### THE REQUEST
For the records below, give the count of lines holding the word "this" and nothing more.

### Rows from a figure dataset
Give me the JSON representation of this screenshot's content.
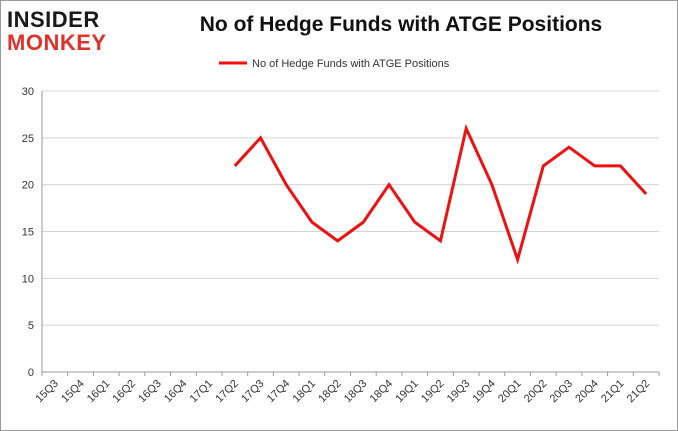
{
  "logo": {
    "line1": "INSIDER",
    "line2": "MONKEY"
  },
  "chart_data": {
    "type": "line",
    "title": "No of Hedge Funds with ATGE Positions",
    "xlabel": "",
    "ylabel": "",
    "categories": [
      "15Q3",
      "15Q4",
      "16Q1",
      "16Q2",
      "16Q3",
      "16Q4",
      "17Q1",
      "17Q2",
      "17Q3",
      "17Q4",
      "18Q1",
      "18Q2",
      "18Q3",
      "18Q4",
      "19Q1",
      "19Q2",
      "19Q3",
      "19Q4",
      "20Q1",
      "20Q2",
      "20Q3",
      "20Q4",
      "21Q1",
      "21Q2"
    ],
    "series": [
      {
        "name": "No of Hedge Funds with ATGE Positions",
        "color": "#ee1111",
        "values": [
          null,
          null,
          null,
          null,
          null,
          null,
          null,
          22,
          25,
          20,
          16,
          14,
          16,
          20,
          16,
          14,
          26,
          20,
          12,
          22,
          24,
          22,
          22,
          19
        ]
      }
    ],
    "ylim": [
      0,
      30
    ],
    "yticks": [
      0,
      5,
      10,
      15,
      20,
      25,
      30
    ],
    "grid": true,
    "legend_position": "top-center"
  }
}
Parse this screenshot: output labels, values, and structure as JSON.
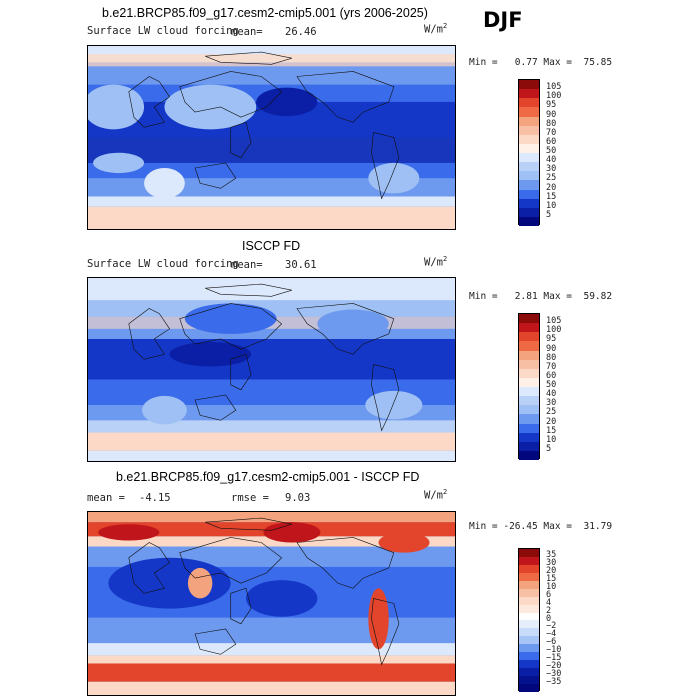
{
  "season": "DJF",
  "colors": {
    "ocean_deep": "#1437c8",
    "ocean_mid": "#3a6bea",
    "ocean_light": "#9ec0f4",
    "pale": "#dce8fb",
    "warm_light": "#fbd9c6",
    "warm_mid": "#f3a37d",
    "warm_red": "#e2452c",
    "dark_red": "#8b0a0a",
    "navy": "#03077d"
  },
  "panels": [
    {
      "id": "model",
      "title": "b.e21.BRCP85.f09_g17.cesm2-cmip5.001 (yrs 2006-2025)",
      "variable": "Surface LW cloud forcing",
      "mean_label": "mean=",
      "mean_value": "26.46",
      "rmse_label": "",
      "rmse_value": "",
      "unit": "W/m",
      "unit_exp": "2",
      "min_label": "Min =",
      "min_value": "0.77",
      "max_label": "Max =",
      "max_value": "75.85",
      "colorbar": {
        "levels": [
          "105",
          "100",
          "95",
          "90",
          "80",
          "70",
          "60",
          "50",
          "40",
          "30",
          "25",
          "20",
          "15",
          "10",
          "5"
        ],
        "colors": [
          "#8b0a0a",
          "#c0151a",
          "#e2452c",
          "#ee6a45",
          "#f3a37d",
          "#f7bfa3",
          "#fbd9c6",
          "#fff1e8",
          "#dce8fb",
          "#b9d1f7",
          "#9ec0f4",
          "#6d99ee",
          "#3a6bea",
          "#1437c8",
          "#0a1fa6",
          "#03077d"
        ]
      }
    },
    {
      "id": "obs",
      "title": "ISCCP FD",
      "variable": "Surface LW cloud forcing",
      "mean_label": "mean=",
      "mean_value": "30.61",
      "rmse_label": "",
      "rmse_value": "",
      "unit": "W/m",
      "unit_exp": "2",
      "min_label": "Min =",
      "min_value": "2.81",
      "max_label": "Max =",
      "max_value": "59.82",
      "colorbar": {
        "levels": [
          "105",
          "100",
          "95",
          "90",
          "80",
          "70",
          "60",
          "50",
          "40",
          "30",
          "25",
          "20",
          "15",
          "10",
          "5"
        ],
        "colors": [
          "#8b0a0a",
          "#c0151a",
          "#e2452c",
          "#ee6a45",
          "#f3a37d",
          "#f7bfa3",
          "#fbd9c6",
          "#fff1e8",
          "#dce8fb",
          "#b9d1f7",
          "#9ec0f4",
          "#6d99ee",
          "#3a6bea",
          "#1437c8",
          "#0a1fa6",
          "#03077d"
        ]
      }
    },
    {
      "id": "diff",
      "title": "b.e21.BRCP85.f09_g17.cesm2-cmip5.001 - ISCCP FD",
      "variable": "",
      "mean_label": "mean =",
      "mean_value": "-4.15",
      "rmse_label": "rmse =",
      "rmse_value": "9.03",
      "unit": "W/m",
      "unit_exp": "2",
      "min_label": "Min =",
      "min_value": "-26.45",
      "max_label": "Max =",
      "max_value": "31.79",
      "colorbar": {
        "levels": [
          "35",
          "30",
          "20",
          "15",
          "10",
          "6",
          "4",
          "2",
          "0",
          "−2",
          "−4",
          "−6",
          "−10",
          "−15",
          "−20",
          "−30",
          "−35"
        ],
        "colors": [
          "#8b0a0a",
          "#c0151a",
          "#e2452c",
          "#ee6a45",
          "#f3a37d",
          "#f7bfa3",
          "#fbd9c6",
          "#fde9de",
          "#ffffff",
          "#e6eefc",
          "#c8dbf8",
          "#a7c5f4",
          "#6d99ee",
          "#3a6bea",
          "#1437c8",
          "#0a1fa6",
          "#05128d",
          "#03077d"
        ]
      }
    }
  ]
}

---

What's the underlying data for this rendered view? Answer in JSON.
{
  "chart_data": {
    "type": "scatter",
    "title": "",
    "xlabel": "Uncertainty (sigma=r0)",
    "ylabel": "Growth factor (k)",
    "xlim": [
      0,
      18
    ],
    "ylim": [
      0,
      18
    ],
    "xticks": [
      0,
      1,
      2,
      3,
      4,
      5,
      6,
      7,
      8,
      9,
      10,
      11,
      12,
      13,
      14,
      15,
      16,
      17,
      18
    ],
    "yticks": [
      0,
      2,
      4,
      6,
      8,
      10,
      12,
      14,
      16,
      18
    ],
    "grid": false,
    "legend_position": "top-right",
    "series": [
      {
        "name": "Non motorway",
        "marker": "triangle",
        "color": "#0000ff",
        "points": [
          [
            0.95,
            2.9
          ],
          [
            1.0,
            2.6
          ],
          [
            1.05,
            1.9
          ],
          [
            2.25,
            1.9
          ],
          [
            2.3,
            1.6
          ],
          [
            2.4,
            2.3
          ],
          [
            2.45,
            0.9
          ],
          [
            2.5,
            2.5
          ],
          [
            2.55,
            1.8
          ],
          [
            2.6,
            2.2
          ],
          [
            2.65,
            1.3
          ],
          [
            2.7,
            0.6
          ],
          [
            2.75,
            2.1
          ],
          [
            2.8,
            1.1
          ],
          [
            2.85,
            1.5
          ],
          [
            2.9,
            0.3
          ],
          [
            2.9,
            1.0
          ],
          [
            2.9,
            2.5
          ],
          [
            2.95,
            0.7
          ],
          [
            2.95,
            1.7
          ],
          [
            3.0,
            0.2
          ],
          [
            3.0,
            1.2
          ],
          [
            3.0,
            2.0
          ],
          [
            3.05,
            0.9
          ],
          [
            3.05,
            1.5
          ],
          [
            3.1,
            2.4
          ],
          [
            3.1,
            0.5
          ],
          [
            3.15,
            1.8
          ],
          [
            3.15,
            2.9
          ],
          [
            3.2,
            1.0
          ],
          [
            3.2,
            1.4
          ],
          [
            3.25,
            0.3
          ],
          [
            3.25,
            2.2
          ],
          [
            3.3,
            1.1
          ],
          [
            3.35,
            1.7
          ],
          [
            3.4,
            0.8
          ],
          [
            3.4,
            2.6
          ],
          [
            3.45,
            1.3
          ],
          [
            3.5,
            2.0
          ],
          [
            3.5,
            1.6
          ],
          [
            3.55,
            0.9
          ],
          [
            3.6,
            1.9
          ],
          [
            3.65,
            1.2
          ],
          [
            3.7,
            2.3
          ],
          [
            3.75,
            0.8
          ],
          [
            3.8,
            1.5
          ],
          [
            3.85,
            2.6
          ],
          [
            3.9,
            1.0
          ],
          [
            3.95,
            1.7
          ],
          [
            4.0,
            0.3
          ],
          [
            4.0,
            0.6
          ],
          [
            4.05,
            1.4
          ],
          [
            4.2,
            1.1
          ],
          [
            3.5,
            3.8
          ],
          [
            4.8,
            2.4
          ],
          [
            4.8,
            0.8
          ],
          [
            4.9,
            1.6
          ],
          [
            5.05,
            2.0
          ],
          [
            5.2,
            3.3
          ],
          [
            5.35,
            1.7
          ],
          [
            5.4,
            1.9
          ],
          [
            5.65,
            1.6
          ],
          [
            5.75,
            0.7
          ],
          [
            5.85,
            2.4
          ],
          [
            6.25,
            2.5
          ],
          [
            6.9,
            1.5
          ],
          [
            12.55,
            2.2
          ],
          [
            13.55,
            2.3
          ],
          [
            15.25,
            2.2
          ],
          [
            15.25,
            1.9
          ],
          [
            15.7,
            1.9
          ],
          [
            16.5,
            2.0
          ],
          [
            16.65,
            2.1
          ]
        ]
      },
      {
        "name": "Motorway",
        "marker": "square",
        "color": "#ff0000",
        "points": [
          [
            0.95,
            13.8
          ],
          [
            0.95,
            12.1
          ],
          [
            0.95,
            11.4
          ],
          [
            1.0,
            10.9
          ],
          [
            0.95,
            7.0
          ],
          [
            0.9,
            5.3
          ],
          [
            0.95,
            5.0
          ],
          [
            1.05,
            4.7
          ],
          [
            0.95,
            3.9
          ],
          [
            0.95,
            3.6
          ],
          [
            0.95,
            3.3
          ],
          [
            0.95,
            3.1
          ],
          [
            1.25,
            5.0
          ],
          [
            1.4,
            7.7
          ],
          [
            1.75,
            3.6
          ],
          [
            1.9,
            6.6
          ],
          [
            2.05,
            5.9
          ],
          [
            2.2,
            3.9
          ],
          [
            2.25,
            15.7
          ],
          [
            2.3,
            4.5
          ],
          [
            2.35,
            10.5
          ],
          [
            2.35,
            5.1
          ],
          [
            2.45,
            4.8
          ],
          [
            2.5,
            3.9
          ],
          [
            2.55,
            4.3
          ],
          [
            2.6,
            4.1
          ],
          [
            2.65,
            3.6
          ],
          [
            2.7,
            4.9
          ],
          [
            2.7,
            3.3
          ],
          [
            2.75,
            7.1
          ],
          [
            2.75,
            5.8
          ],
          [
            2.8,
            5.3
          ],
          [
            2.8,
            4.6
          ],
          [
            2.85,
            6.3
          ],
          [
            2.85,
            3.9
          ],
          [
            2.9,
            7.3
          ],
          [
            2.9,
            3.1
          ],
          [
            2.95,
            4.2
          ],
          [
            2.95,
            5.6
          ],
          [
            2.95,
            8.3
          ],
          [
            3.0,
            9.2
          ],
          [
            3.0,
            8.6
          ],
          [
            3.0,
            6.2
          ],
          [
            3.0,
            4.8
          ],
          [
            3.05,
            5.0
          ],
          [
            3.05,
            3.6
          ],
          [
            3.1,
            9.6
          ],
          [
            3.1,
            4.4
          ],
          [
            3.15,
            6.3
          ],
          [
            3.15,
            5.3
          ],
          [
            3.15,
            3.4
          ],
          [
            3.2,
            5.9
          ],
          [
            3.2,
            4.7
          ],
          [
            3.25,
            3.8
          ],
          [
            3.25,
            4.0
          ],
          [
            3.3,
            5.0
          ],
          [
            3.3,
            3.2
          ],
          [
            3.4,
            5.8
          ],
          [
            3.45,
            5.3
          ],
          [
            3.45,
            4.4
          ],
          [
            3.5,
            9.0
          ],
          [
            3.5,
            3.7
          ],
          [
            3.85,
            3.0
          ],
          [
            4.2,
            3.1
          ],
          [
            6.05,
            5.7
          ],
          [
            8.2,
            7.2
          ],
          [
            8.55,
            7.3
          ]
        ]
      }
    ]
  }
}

### RESPONSE
3